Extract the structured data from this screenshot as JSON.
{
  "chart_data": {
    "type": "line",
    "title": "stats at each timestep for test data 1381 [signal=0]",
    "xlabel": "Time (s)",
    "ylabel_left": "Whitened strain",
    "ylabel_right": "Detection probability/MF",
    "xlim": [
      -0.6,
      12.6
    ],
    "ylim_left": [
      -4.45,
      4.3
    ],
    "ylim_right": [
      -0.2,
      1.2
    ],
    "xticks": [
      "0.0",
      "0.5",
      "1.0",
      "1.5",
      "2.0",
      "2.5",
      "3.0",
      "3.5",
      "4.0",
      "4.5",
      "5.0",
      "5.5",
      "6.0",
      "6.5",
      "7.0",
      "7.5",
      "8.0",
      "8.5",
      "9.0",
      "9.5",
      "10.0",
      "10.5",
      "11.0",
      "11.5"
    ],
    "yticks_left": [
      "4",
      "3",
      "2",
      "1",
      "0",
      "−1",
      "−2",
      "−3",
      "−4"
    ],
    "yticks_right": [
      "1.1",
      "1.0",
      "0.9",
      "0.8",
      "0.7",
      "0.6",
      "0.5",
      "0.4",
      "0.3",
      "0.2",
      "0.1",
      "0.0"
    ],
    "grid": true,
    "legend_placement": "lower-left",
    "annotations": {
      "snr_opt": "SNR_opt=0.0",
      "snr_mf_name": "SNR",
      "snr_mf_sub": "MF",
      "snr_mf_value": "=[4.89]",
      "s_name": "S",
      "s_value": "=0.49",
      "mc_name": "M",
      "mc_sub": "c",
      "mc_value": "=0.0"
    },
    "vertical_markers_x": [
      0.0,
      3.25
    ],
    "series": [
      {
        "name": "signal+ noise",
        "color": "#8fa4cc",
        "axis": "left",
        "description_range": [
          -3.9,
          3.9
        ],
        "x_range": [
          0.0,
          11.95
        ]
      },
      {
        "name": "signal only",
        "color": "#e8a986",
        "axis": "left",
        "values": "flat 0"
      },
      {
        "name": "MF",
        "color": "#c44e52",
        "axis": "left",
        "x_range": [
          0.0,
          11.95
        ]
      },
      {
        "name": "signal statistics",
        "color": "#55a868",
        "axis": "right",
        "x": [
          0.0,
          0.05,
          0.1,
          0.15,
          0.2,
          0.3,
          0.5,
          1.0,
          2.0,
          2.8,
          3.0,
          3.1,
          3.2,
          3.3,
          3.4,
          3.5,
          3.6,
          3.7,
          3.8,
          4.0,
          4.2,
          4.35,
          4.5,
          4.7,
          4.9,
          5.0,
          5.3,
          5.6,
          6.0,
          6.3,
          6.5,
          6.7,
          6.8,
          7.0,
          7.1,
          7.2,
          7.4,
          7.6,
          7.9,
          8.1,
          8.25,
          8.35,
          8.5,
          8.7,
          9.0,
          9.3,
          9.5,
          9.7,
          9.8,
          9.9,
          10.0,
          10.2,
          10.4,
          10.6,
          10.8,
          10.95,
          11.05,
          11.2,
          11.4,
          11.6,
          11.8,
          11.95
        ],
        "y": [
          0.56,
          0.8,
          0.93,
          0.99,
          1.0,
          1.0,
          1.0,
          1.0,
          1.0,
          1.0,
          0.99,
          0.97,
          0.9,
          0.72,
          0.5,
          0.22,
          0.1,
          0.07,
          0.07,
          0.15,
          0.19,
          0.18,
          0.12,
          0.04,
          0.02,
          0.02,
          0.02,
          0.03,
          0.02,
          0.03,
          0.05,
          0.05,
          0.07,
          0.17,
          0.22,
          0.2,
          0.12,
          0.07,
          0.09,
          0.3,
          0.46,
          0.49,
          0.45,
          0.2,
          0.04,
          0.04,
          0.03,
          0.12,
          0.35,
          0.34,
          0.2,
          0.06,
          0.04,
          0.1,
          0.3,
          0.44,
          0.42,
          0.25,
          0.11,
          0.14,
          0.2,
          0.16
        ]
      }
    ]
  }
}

» **Task brief**
Note every line above where the string "color" shows up, and copy those lines.

» **Written answer**
        "color": "#8fa4cc",
        "color": "#e8a986",
        "color": "#c44e52",
        "color": "#55a868",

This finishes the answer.